▸ MATERIAL
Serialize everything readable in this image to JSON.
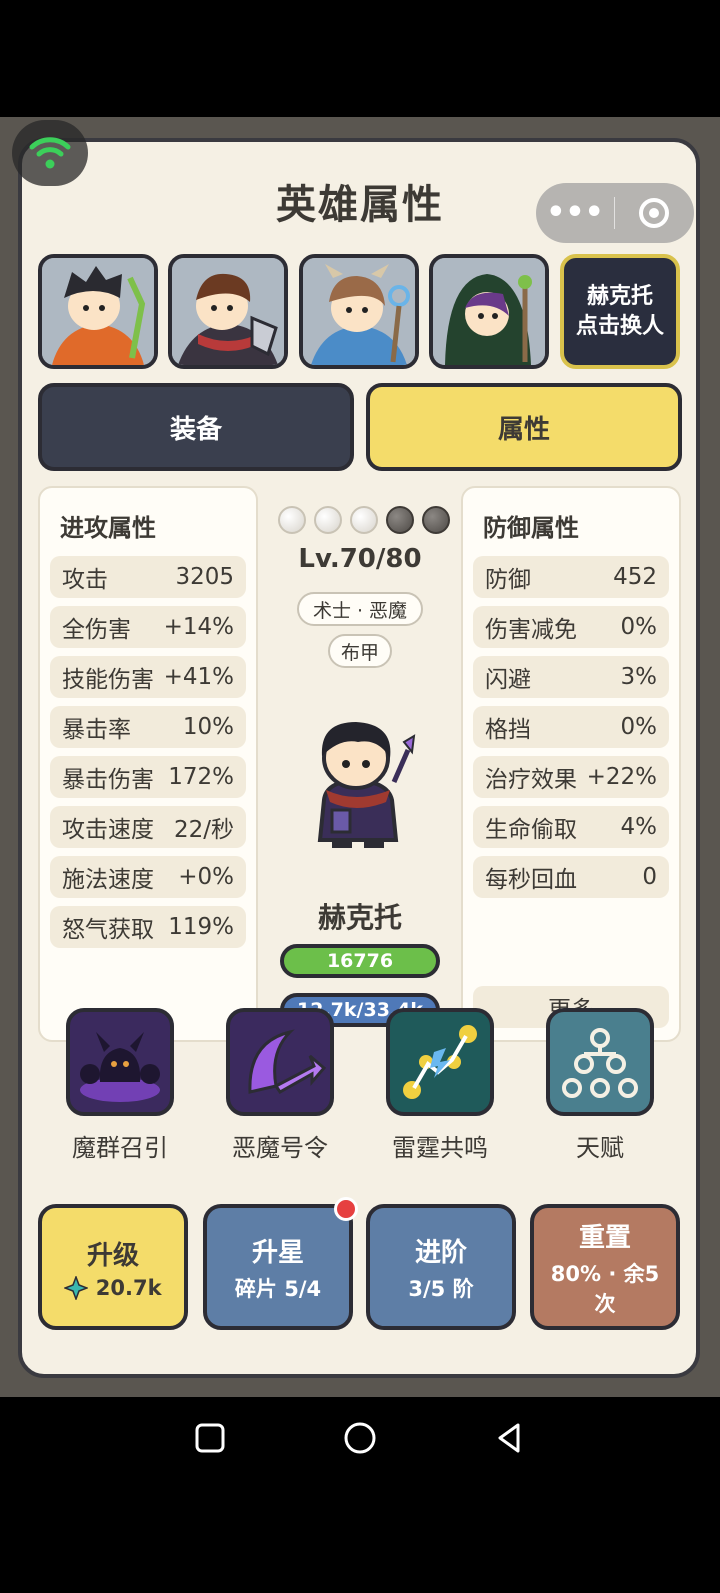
{
  "page": {
    "title": "英雄属性"
  },
  "capsule": {
    "dots_label": "•••"
  },
  "heroes": [
    {
      "name": "hero-1"
    },
    {
      "name": "hero-2"
    },
    {
      "name": "hero-3"
    },
    {
      "name": "hero-4"
    },
    {
      "active_name": "赫克托",
      "active_hint": "点击换人"
    }
  ],
  "tabs": {
    "equip": "装备",
    "attr": "属性"
  },
  "offense": {
    "title": "进攻属性",
    "rows": [
      {
        "label": "攻击",
        "value": "3205"
      },
      {
        "label": "全伤害",
        "value": "+14%"
      },
      {
        "label": "技能伤害",
        "value": "+41%"
      },
      {
        "label": "暴击率",
        "value": "10%"
      },
      {
        "label": "暴击伤害",
        "value": "172%"
      },
      {
        "label": "攻击速度",
        "value": "22/秒"
      },
      {
        "label": "施法速度",
        "value": "+0%"
      },
      {
        "label": "怒气获取",
        "value": "119%"
      }
    ]
  },
  "defense": {
    "title": "防御属性",
    "rows": [
      {
        "label": "防御",
        "value": "452"
      },
      {
        "label": "伤害减免",
        "value": "0%"
      },
      {
        "label": "闪避",
        "value": "3%"
      },
      {
        "label": "格挡",
        "value": "0%"
      },
      {
        "label": "治疗效果",
        "value": "+22%"
      },
      {
        "label": "生命偷取",
        "value": "4%"
      },
      {
        "label": "每秒回血",
        "value": "0"
      }
    ],
    "more": "更多"
  },
  "hero": {
    "stars_filled": 3,
    "stars_total": 5,
    "level": "Lv.70/80",
    "class_tag": "术士 · 恶魔",
    "armor_tag": "布甲",
    "name": "赫克托",
    "hp": "16776",
    "exp": "12.7k/33.4k"
  },
  "skills": [
    {
      "label": "魔群召引",
      "icon": "demon-horde-icon",
      "color": "#3b2a5e"
    },
    {
      "label": "恶魔号令",
      "icon": "demon-horn-icon",
      "color": "#3b2a5e"
    },
    {
      "label": "雷霆共鸣",
      "icon": "thunder-icon",
      "color": "#1f5a5a"
    },
    {
      "label": "天赋",
      "icon": "talent-tree-icon",
      "color": "#4a7f8e"
    }
  ],
  "actions": {
    "upgrade": {
      "label": "升级",
      "cost": "20.7k"
    },
    "star_up": {
      "label": "升星",
      "sub": "碎片 5/4"
    },
    "advance": {
      "label": "进阶",
      "sub": "3/5 阶"
    },
    "reset": {
      "label": "重置",
      "sub": "80% · 余5次"
    }
  }
}
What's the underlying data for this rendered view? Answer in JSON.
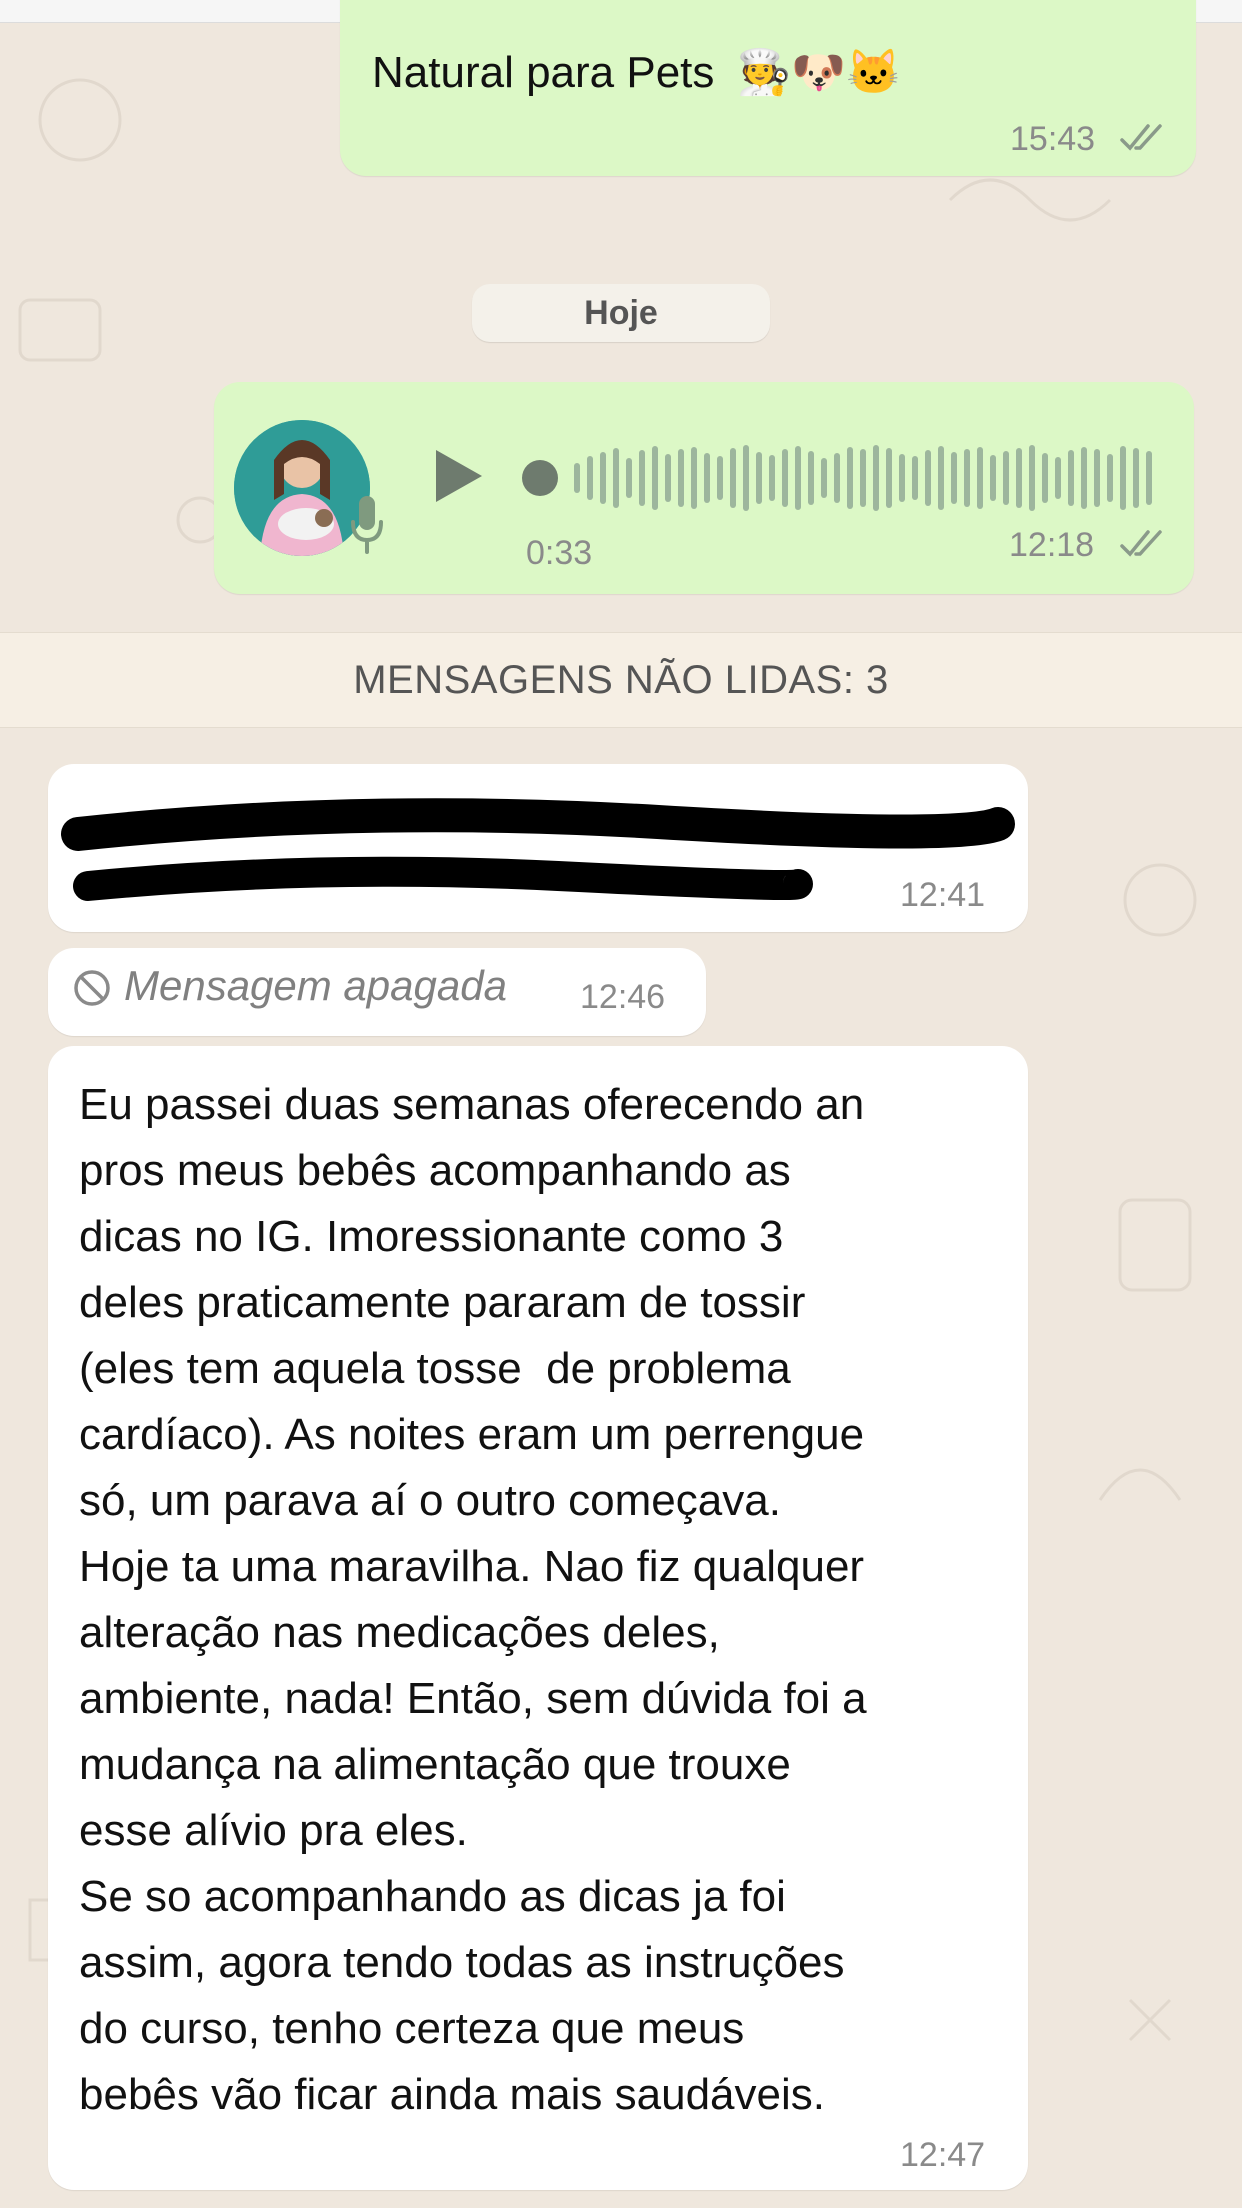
{
  "chat": {
    "sent_text_line": "Natural para Pets",
    "sent_emojis": "🧑‍🍳🐶🐱",
    "sent_time": "15:43",
    "date_separator": "Hoje",
    "audio": {
      "duration": "0:33",
      "time": "12:18",
      "progress": 0
    },
    "unread_banner": "MENSAGENS NÃO LIDAS: 3",
    "redacted_time": "12:41",
    "deleted": {
      "label": "Mensagem apagada",
      "time": "12:46"
    },
    "long_message": {
      "text": "Eu passei duas semanas oferecendo an\npros meus bebês acompanhando as\ndicas no IG. Imoressionante como 3\ndeles praticamente pararam de tossir\n(eles tem aquela tosse  de problema\ncardíaco). As noites eram um perrengue\nsó, um parava aí o outro começava.\nHoje ta uma maravilha. Nao fiz qualquer\nalteração nas medicações deles,\nambiente, nada! Então, sem dúvida foi a\nmudança na alimentação que trouxe\nesse alívio pra eles.\nSe so acompanhando as dicas ja foi\nassim, agora tendo todas as instruções\ndo curso, tenho certeza que meus\nbebês vão ficar ainda mais saudáveis.",
      "time": "12:47"
    }
  },
  "colors": {
    "outgoing_bubble": "#dcf8c6",
    "incoming_bubble": "#ffffff",
    "background": "#efe7dd",
    "read_ticks": "#8a9a8a"
  }
}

▸ WHAT THE TASK REQUIRES
Give the entries again word for word, but skip the pictures.

▸ OUTPUT BELOW
Serialize everything readable in this image to JSON.
{
  "page": {
    "title": "英雄属性"
  },
  "capsule": {
    "dots_label": "•••"
  },
  "heroes": [
    {
      "name": "hero-1"
    },
    {
      "name": "hero-2"
    },
    {
      "name": "hero-3"
    },
    {
      "name": "hero-4"
    },
    {
      "active_name": "赫克托",
      "active_hint": "点击换人"
    }
  ],
  "tabs": {
    "equip": "装备",
    "attr": "属性"
  },
  "offense": {
    "title": "进攻属性",
    "rows": [
      {
        "label": "攻击",
        "value": "3205"
      },
      {
        "label": "全伤害",
        "value": "+14%"
      },
      {
        "label": "技能伤害",
        "value": "+41%"
      },
      {
        "label": "暴击率",
        "value": "10%"
      },
      {
        "label": "暴击伤害",
        "value": "172%"
      },
      {
        "label": "攻击速度",
        "value": "22/秒"
      },
      {
        "label": "施法速度",
        "value": "+0%"
      },
      {
        "label": "怒气获取",
        "value": "119%"
      }
    ]
  },
  "defense": {
    "title": "防御属性",
    "rows": [
      {
        "label": "防御",
        "value": "452"
      },
      {
        "label": "伤害减免",
        "value": "0%"
      },
      {
        "label": "闪避",
        "value": "3%"
      },
      {
        "label": "格挡",
        "value": "0%"
      },
      {
        "label": "治疗效果",
        "value": "+22%"
      },
      {
        "label": "生命偷取",
        "value": "4%"
      },
      {
        "label": "每秒回血",
        "value": "0"
      }
    ],
    "more": "更多"
  },
  "hero": {
    "stars_filled": 3,
    "stars_total": 5,
    "level": "Lv.70/80",
    "class_tag": "术士 · 恶魔",
    "armor_tag": "布甲",
    "name": "赫克托",
    "hp": "16776",
    "exp": "12.7k/33.4k"
  },
  "skills": [
    {
      "label": "魔群召引",
      "icon": "demon-horde-icon",
      "color": "#3b2a5e"
    },
    {
      "label": "恶魔号令",
      "icon": "demon-horn-icon",
      "color": "#3b2a5e"
    },
    {
      "label": "雷霆共鸣",
      "icon": "thunder-icon",
      "color": "#1f5a5a"
    },
    {
      "label": "天赋",
      "icon": "talent-tree-icon",
      "color": "#4a7f8e"
    }
  ],
  "actions": {
    "upgrade": {
      "label": "升级",
      "cost": "20.7k"
    },
    "star_up": {
      "label": "升星",
      "sub": "碎片 5/4"
    },
    "advance": {
      "label": "进阶",
      "sub": "3/5 阶"
    },
    "reset": {
      "label": "重置",
      "sub": "80% · 余5次"
    }
  }
}
What's the underlying data for this rendered view? Answer in JSON.
{
  "chat": {
    "sent_text_line": "Natural para Pets",
    "sent_emojis": "🧑‍🍳🐶🐱",
    "sent_time": "15:43",
    "date_separator": "Hoje",
    "audio": {
      "duration": "0:33",
      "time": "12:18",
      "progress": 0
    },
    "unread_banner": "MENSAGENS NÃO LIDAS: 3",
    "redacted_time": "12:41",
    "deleted": {
      "label": "Mensagem apagada",
      "time": "12:46"
    },
    "long_message": {
      "text": "Eu passei duas semanas oferecendo an\npros meus bebês acompanhando as\ndicas no IG. Imoressionante como 3\ndeles praticamente pararam de tossir\n(eles tem aquela tosse  de problema\ncardíaco). As noites eram um perrengue\nsó, um parava aí o outro começava.\nHoje ta uma maravilha. Nao fiz qualquer\nalteração nas medicações deles,\nambiente, nada! Então, sem dúvida foi a\nmudança na alimentação que trouxe\nesse alívio pra eles.\nSe so acompanhando as dicas ja foi\nassim, agora tendo todas as instruções\ndo curso, tenho certeza que meus\nbebês vão ficar ainda mais saudáveis.",
      "time": "12:47"
    }
  },
  "colors": {
    "outgoing_bubble": "#dcf8c6",
    "incoming_bubble": "#ffffff",
    "background": "#efe7dd",
    "read_ticks": "#8a9a8a"
  }
}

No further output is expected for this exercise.